#### EXERCISE BRIEF
Gather all lines in the entries below that include the word "keine".

━━━━━━━━━━━━━━━━

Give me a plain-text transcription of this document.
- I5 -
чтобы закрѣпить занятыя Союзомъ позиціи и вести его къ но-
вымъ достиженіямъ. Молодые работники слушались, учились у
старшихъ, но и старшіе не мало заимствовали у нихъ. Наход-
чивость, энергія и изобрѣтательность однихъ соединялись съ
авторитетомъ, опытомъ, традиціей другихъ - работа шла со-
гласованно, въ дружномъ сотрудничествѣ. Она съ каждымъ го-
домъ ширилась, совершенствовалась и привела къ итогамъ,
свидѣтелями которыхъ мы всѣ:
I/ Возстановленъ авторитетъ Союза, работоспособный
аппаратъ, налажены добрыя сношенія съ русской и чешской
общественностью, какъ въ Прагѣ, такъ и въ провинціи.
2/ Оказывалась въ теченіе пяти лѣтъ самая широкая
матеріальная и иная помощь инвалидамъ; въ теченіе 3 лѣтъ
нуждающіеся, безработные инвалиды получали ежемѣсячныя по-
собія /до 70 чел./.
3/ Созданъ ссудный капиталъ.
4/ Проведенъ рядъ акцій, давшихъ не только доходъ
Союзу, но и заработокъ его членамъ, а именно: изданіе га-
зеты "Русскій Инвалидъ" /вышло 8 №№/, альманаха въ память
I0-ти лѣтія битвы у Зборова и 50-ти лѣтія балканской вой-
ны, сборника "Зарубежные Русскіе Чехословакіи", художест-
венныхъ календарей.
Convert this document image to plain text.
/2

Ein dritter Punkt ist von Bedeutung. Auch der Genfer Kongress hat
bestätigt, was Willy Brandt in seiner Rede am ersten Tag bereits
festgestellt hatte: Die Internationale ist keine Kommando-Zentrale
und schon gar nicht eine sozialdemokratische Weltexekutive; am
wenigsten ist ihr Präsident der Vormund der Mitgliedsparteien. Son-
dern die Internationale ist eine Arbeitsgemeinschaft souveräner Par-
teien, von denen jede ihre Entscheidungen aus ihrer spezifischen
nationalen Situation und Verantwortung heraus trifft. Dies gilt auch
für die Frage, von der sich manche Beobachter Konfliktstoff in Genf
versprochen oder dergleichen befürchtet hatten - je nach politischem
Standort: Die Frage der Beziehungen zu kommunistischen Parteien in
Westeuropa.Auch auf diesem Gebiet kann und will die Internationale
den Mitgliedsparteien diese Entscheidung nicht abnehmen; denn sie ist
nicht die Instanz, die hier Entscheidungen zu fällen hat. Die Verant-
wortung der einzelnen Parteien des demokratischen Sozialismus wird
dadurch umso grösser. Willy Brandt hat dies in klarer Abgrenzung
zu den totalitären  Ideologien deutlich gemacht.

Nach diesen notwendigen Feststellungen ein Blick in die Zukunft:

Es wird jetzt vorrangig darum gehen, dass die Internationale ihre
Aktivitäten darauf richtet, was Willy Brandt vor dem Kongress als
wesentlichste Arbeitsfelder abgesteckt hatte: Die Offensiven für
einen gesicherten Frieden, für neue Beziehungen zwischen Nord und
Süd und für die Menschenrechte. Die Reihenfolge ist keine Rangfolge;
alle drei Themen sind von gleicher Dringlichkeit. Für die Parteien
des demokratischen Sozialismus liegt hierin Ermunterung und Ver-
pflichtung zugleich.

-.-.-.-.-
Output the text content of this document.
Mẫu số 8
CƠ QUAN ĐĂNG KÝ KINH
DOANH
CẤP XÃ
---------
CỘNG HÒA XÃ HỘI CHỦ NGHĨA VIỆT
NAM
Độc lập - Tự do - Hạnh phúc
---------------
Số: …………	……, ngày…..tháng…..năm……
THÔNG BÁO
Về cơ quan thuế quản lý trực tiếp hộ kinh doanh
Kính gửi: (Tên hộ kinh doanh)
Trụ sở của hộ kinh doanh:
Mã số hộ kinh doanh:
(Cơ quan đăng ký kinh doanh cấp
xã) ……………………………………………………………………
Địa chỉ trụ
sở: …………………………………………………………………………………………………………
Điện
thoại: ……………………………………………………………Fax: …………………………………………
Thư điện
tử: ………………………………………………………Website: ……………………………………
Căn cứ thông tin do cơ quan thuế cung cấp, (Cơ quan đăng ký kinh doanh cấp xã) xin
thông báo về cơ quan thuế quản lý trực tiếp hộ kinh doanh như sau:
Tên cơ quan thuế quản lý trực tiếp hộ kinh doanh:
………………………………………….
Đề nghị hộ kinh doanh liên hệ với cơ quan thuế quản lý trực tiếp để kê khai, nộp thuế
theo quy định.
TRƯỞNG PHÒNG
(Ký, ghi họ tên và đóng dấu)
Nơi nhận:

━━━━━━━━━━━━━━━━

#### TASK RESULT
festgestellt hatte: Die Internationale ist keine Kommando-Zentrale
Süd und für die Menschenrechte. Die Reihenfolge ist keine Rangfolge;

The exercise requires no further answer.